WHAT YOU ARE ASKED TO DO: Retype each line exactly. Skip images.

════════════════

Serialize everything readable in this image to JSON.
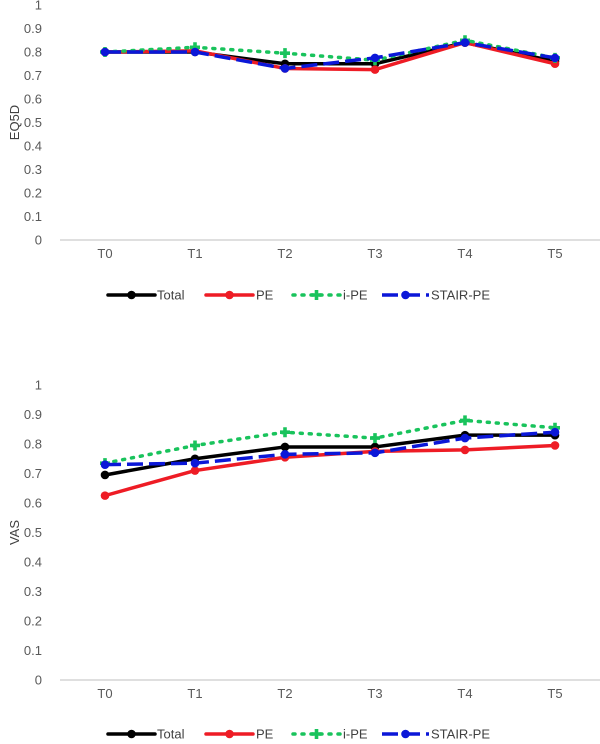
{
  "colors": {
    "Total": "#000000",
    "PE": "#ee1c25",
    "i-PE": "#19c35c",
    "STAIR-PE": "#0b17d8",
    "grid": "#d9d9d9",
    "axis": "#bfbfbf"
  },
  "chart_data": [
    {
      "type": "line",
      "title": "",
      "xlabel": "",
      "ylabel": "EQ5D",
      "categories": [
        "T0",
        "T1",
        "T2",
        "T3",
        "T4",
        "T5"
      ],
      "ylim": [
        0,
        1
      ],
      "yticks": [
        "0",
        "0.1",
        "0.2",
        "0.3",
        "0.4",
        "0.5",
        "0.6",
        "0.7",
        "0.8",
        "0.9",
        "1"
      ],
      "grid": false,
      "legend_position": "bottom",
      "series": [
        {
          "name": "Total",
          "values": [
            0.8,
            0.8,
            0.75,
            0.75,
            0.84,
            0.76
          ],
          "style": "solid"
        },
        {
          "name": "PE",
          "values": [
            0.8,
            0.805,
            0.73,
            0.725,
            0.84,
            0.75
          ],
          "style": "solid"
        },
        {
          "name": "i-PE",
          "values": [
            0.8,
            0.82,
            0.795,
            0.765,
            0.85,
            0.775
          ],
          "style": "dotted"
        },
        {
          "name": "STAIR-PE",
          "values": [
            0.8,
            0.8,
            0.73,
            0.775,
            0.84,
            0.775
          ],
          "style": "dashed"
        }
      ]
    },
    {
      "type": "line",
      "title": "",
      "xlabel": "",
      "ylabel": "VAS",
      "categories": [
        "T0",
        "T1",
        "T2",
        "T3",
        "T4",
        "T5"
      ],
      "ylim": [
        0,
        1
      ],
      "yticks": [
        "0",
        "0.1",
        "0.2",
        "0.3",
        "0.4",
        "0.5",
        "0.6",
        "0.7",
        "0.8",
        "0.9",
        "1"
      ],
      "grid": false,
      "legend_position": "bottom",
      "series": [
        {
          "name": "Total",
          "values": [
            0.695,
            0.75,
            0.79,
            0.79,
            0.83,
            0.83
          ],
          "style": "solid"
        },
        {
          "name": "PE",
          "values": [
            0.625,
            0.71,
            0.755,
            0.775,
            0.78,
            0.795
          ],
          "style": "solid"
        },
        {
          "name": "i-PE",
          "values": [
            0.735,
            0.795,
            0.84,
            0.82,
            0.88,
            0.855
          ],
          "style": "dotted"
        },
        {
          "name": "STAIR-PE",
          "values": [
            0.73,
            0.735,
            0.765,
            0.77,
            0.82,
            0.84
          ],
          "style": "dashed"
        }
      ]
    }
  ]
}
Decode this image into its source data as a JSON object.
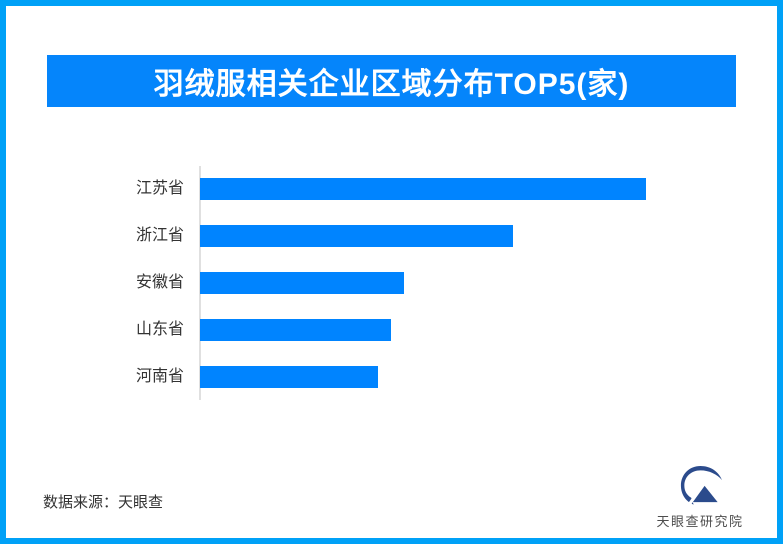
{
  "page": {
    "background": "#ffffff",
    "border_color": "#00a1f7"
  },
  "header": {
    "title": "羽绒服相关企业区域分布TOP5(家)",
    "bg_color": "#0585fb",
    "text_color": "#ffffff"
  },
  "chart_data": {
    "type": "bar",
    "orientation": "horizontal",
    "title": "羽绒服相关企业区域分布TOP5(家)",
    "xlabel": "",
    "ylabel": "",
    "categories": [
      "江苏省",
      "浙江省",
      "安徽省",
      "山东省",
      "河南省"
    ],
    "values": [
      446,
      313,
      204,
      191,
      178
    ],
    "values_relative_pct": [
      100,
      70.2,
      45.7,
      42.8,
      39.9
    ],
    "value_labels_shown": false,
    "grid": false,
    "legend": "none",
    "bar_color": "#0084ff",
    "axis_line_color": "#e0e0e0"
  },
  "footer": {
    "source_label": "数据来源：天眼查",
    "logo_text": "天眼查研究院",
    "logo_color": "#2b4b8c"
  }
}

════════════════

THE ANSWER:
Serialize everything readable in this image to JSON.
{
  "colors": {
    "Total": "#000000",
    "PE": "#ee1c25",
    "i-PE": "#19c35c",
    "STAIR-PE": "#0b17d8",
    "grid": "#d9d9d9",
    "axis": "#bfbfbf"
  },
  "chart_data": [
    {
      "type": "line",
      "title": "",
      "xlabel": "",
      "ylabel": "EQ5D",
      "categories": [
        "T0",
        "T1",
        "T2",
        "T3",
        "T4",
        "T5"
      ],
      "ylim": [
        0,
        1
      ],
      "yticks": [
        "0",
        "0.1",
        "0.2",
        "0.3",
        "0.4",
        "0.5",
        "0.6",
        "0.7",
        "0.8",
        "0.9",
        "1"
      ],
      "grid": false,
      "legend_position": "bottom",
      "series": [
        {
          "name": "Total",
          "values": [
            0.8,
            0.8,
            0.75,
            0.75,
            0.84,
            0.76
          ],
          "style": "solid"
        },
        {
          "name": "PE",
          "values": [
            0.8,
            0.805,
            0.73,
            0.725,
            0.84,
            0.75
          ],
          "style": "solid"
        },
        {
          "name": "i-PE",
          "values": [
            0.8,
            0.82,
            0.795,
            0.765,
            0.85,
            0.775
          ],
          "style": "dotted"
        },
        {
          "name": "STAIR-PE",
          "values": [
            0.8,
            0.8,
            0.73,
            0.775,
            0.84,
            0.775
          ],
          "style": "dashed"
        }
      ]
    },
    {
      "type": "line",
      "title": "",
      "xlabel": "",
      "ylabel": "VAS",
      "categories": [
        "T0",
        "T1",
        "T2",
        "T3",
        "T4",
        "T5"
      ],
      "ylim": [
        0,
        1
      ],
      "yticks": [
        "0",
        "0.1",
        "0.2",
        "0.3",
        "0.4",
        "0.5",
        "0.6",
        "0.7",
        "0.8",
        "0.9",
        "1"
      ],
      "grid": false,
      "legend_position": "bottom",
      "series": [
        {
          "name": "Total",
          "values": [
            0.695,
            0.75,
            0.79,
            0.79,
            0.83,
            0.83
          ],
          "style": "solid"
        },
        {
          "name": "PE",
          "values": [
            0.625,
            0.71,
            0.755,
            0.775,
            0.78,
            0.795
          ],
          "style": "solid"
        },
        {
          "name": "i-PE",
          "values": [
            0.735,
            0.795,
            0.84,
            0.82,
            0.88,
            0.855
          ],
          "style": "dotted"
        },
        {
          "name": "STAIR-PE",
          "values": [
            0.73,
            0.735,
            0.765,
            0.77,
            0.82,
            0.84
          ],
          "style": "dashed"
        }
      ]
    }
  ]
}
Decode this image into its source data as a JSON object.
{
  "page": {
    "background": "#ffffff",
    "border_color": "#00a1f7"
  },
  "header": {
    "title": "羽绒服相关企业区域分布TOP5(家)",
    "bg_color": "#0585fb",
    "text_color": "#ffffff"
  },
  "chart_data": {
    "type": "bar",
    "orientation": "horizontal",
    "title": "羽绒服相关企业区域分布TOP5(家)",
    "xlabel": "",
    "ylabel": "",
    "categories": [
      "江苏省",
      "浙江省",
      "安徽省",
      "山东省",
      "河南省"
    ],
    "values": [
      446,
      313,
      204,
      191,
      178
    ],
    "values_relative_pct": [
      100,
      70.2,
      45.7,
      42.8,
      39.9
    ],
    "value_labels_shown": false,
    "grid": false,
    "legend": "none",
    "bar_color": "#0084ff",
    "axis_line_color": "#e0e0e0"
  },
  "footer": {
    "source_label": "数据来源：天眼查",
    "logo_text": "天眼查研究院",
    "logo_color": "#2b4b8c"
  }
}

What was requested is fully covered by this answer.